> _Rincian Tugas_
Tolong tulis ulang baris-baris pada entri di bawah sebagai daftar bernomor, mulai dari baris yang memuat "bar-95pct [427, 712, 445, 723]" sampai baris yang memuat "panel-title: Time running", kedua baris itu ikut dihitung. Abaikan baris kosong.

> _Bahan Tugas Ini_
##############################

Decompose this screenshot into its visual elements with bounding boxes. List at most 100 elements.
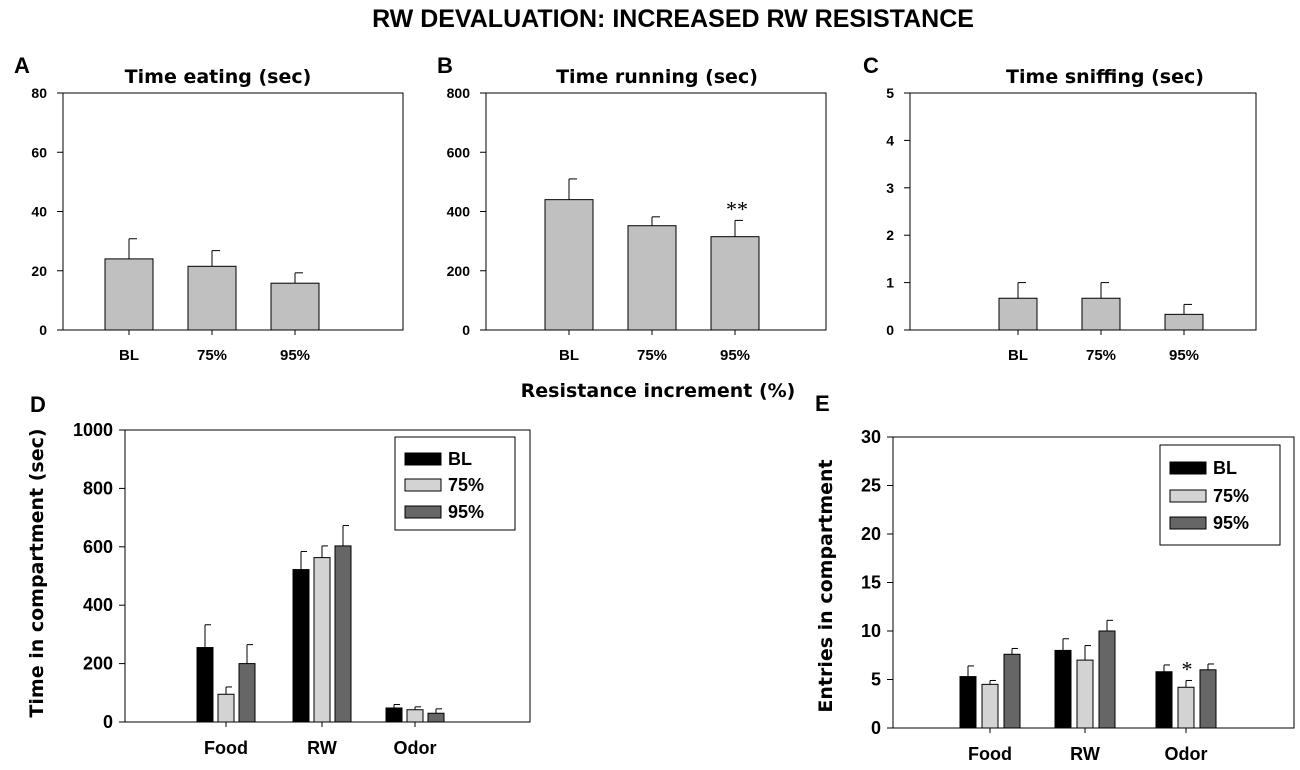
bar-95pct [427, 712, 445, 723]
panel-letter: C [863, 53, 879, 78]
legend-swatch [1169, 489, 1207, 503]
bar-95pct [1098, 630, 1116, 729]
x-tick-label: Food [204, 738, 248, 758]
bar [627, 225, 677, 331]
y-tick-label: 10 [861, 621, 881, 641]
legend-swatch [404, 452, 442, 466]
y-axis-label: Entries in compartment [815, 459, 837, 712]
legend-label: 75% [448, 475, 484, 495]
x-tick-label: 95% [1169, 347, 1199, 364]
y-tick-label: 200 [447, 263, 471, 279]
y-tick-label: 0 [886, 322, 894, 338]
legend-label: BL [1213, 458, 1237, 478]
bar-bl [1155, 671, 1173, 729]
legend-swatch [404, 478, 442, 492]
significance-marker: * [1182, 656, 1193, 681]
x-tick-label: BL [559, 347, 579, 364]
y-tick-label: 1000 [73, 420, 113, 440]
chart-panel-b: B Time running (sec) 0 200 400 600 800 BL 75% 95%… [437, 53, 827, 364]
figure-title: RW DEVALUATION: INCREASED RW RESISTANCE [372, 5, 974, 33]
panel-title: Time running (sec) [556, 66, 758, 88]
legend: BL 75% 95% [394, 436, 516, 531]
bar-95pct [1003, 653, 1021, 729]
y-tick-label: 40 [31, 204, 47, 220]
x-tick-label: 75% [197, 347, 227, 364]
y-tick-label: 60 [31, 144, 47, 160]
bar [998, 297, 1038, 331]
y-tick-label: 600 [83, 537, 113, 557]
panel-title: Time eating (sec) [125, 66, 312, 88]
bar [544, 199, 594, 331]
x-tick-label: 75% [1086, 347, 1116, 364]
legend-label: 95% [1213, 513, 1249, 533]
x-tick-label: 95% [720, 347, 750, 364]
y-tick-label: 0 [39, 322, 47, 338]
legend-label: 95% [448, 502, 484, 522]
bar-bl [959, 676, 977, 729]
panel-letter: B [437, 53, 453, 78]
bar-75pct [1076, 659, 1094, 729]
y-tick-label: 20 [861, 524, 881, 544]
bar-bl [196, 647, 214, 723]
chart-panel-d: D Time in compartment (sec) 0 200 400 600 800 1… [26, 392, 531, 758]
panel-letter: A [14, 53, 30, 78]
x-tick-label: RW [1070, 744, 1100, 764]
x-tick-label: BL [119, 347, 139, 364]
y-tick-label: 15 [861, 573, 881, 593]
x-tick-label: Odor [394, 738, 437, 758]
y-tick-label: 0 [462, 322, 470, 338]
bar-bl [292, 569, 310, 723]
y-tick-label: 5 [886, 85, 894, 101]
y-tick-label: 25 [861, 476, 881, 496]
y-tick-label: 600 [447, 144, 471, 160]
x-tick-label: BL [1008, 347, 1028, 364]
bar-75pct [313, 557, 331, 723]
legend: BL 75% 95% [1159, 444, 1281, 546]
bar-bl [385, 707, 403, 723]
y-tick-label: 3 [886, 180, 894, 196]
x-tick-label: Odor [1165, 744, 1208, 764]
x-tick-label: Food [968, 744, 1012, 764]
bar-75pct [217, 693, 235, 723]
y-tick-label: 400 [447, 204, 471, 220]
shared-x-axis-label: Resistance increment (%) [521, 380, 796, 402]
bar [710, 236, 760, 331]
y-tick-label: 5 [871, 670, 881, 690]
chart-panel-c: C Time sniffing (sec) 0 1 2 3 4 5 BL 75% 95% [863, 53, 1257, 364]
plot-frame [909, 92, 1257, 331]
bar [1164, 313, 1204, 331]
bar-95pct [238, 663, 256, 723]
legend-swatch [404, 505, 442, 519]
y-tick-label: 0 [103, 712, 113, 732]
bar-95pct [1199, 669, 1217, 729]
y-tick-label: 1 [886, 275, 894, 291]
chart-panel-e: E Entries in compartment 0 5 10 15 20 25 30 Food R… [815, 391, 1295, 764]
y-tick-label: 30 [861, 427, 881, 447]
x-tick-label: 75% [637, 347, 667, 364]
y-tick-label: 4 [886, 132, 894, 148]
chart-panel-a: A Time eating (sec) 0 20 40 60 80 BL 75% 95% [14, 53, 404, 364]
y-tick-label: 400 [83, 595, 113, 615]
panel-letter: D [30, 392, 46, 417]
y-tick-label: 800 [447, 85, 471, 101]
bar [1081, 297, 1121, 331]
legend-label: 75% [1213, 486, 1249, 506]
x-tick-label: 95% [280, 347, 310, 364]
y-tick-label: 800 [83, 478, 113, 498]
bar [104, 258, 154, 331]
legend-label: BL [448, 449, 472, 469]
y-axis-label: Time in compartment (sec) [26, 428, 48, 717]
bar-75pct [981, 683, 999, 729]
panel-title: Time sniffing (sec) [1006, 66, 1204, 88]
y-tick-label: 0 [871, 718, 881, 738]
bar-bl [1054, 649, 1072, 729]
bar-95pct [334, 545, 352, 723]
bar-75pct [1177, 686, 1195, 729]
y-tick-label: 20 [31, 263, 47, 279]
legend-swatch [1169, 461, 1207, 475]
bar [270, 282, 320, 331]
y-tick-label: 80 [31, 85, 47, 101]
panel-letter: E [815, 391, 830, 416]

##############################

> _Keluaran yang Benar_
1. bar-95pct [427, 712, 445, 723]
2. panel-letter: C [863, 53, 879, 78]
3. legend-swatch [1169, 489, 1207, 503]
4. bar-95pct [1098, 630, 1116, 729]
5. x-tick-label: Food [204, 738, 248, 758]
6. bar [627, 225, 677, 331]
7. y-tick-label: 10 [861, 621, 881, 641]
8. legend-swatch [404, 452, 442, 466]
9. y-axis-label: Entries in compartment [815, 459, 837, 712]
10. legend-label: 75% [448, 475, 484, 495]
11. x-tick-label: 95% [1169, 347, 1199, 364]
12. y-tick-label: 200 [447, 263, 471, 279]
13. y-tick-label: 0 [886, 322, 894, 338]
14. legend-label: BL [1213, 458, 1237, 478]
15. bar-bl [1155, 671, 1173, 729]
16. legend-swatch [404, 478, 442, 492]
17. significance-marker: * [1182, 656, 1193, 681]
18. x-tick-label: BL [559, 347, 579, 364]
19. y-tick-label: 1000 [73, 420, 113, 440]
20. chart-panel-b: B Time running (sec) 0 200 400 600 800 BL 75% 95%… [437, 53, 827, 364]
21. figure-title: RW DEVALUATION: INCREASED RW RESISTANCE [372, 5, 974, 33]
22. panel-title: Time running (sec) [556, 66, 758, 88]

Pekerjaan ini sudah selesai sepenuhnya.